## INSTRUCTION
Repeat the listing word for word. No pictures belong in the copy.

(Records from a dataset)

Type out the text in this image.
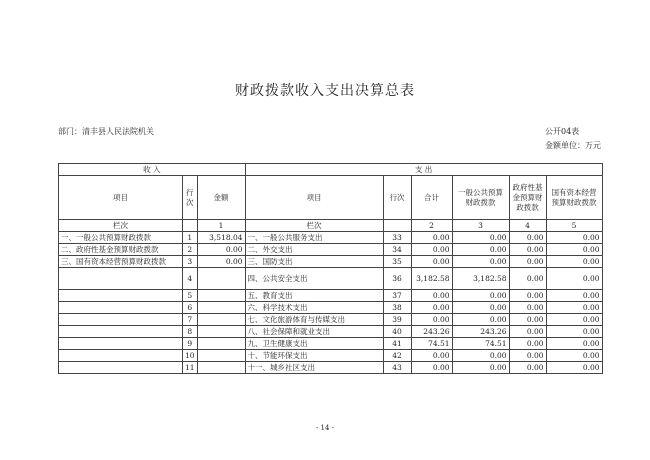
财政拨款收入支出决算总表
部门：清丰县人民法院机关	公开04表
金额单位：万元
收 入			支 出					
项目	行次	金额	项目	行次	合计	一般公共预算财政拨款	政府性基金预算财政拨款	国有资本经营预算财政拨款
栏次		1	栏次		2	3	4	5
一、一般公共预算财政拨款	1	3,518.04	一、一般公共服务支出	33	0.00	0.00	0.00	0.00
二、政府性基金预算财政拨款	2	0.00	二、外交支出	34	0.00	0.00	0.00	0.00
三、国有资本经营预算财政拨款	3	0.00	三、国防支出	35	0.00	0.00	0.00	0.00
	4		四、公共安全支出	36	3,182.58	3,182.58	0.00	0.00
	5		五、教育支出	37	0.00	0.00	0.00	0.00
	6		六、科学技术支出	38	0.00	0.00	0.00	0.00
	7		七、文化旅游体育与传媒支出	39	0.00	0.00	0.00	0.00
	8		八、社会保障和就业支出	40	243.26	243.26	0.00	0.00
	9		九、卫生健康支出	41	74.51	74.51	0.00	0.00
	10		十、节能环保支出	42	0.00	0.00	0.00	0.00
	11		十一、城乡社区支出	43	0.00	0.00	0.00	0.00
- 14 -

## EXERCISE RESULT
Type out the text in this image.
财政拨款收入支出决算总表
部门：清丰县人民法院机关	公开04表
金额单位：万元
收 入			支 出					
项目	行次	金额	项目	行次	合计	一般公共预算财政拨款	政府性基金预算财政拨款	国有资本经营预算财政拨款
栏次		1	栏次		2	3	4	5
一、一般公共预算财政拨款	1	3,518.04	一、一般公共服务支出	33	0.00	0.00	0.00	0.00
二、政府性基金预算财政拨款	2	0.00	二、外交支出	34	0.00	0.00	0.00	0.00
三、国有资本经营预算财政拨款	3	0.00	三、国防支出	35	0.00	0.00	0.00	0.00
	4		四、公共安全支出	36	3,182.58	3,182.58	0.00	0.00
	5		五、教育支出	37	0.00	0.00	0.00	0.00
	6		六、科学技术支出	38	0.00	0.00	0.00	0.00
	7		七、文化旅游体育与传媒支出	39	0.00	0.00	0.00	0.00
	8		八、社会保障和就业支出	40	243.26	243.26	0.00	0.00
	9		九、卫生健康支出	41	74.51	74.51	0.00	0.00
	10		十、节能环保支出	42	0.00	0.00	0.00	0.00
	11		十一、城乡社区支出	43	0.00	0.00	0.00	0.00
- 14 -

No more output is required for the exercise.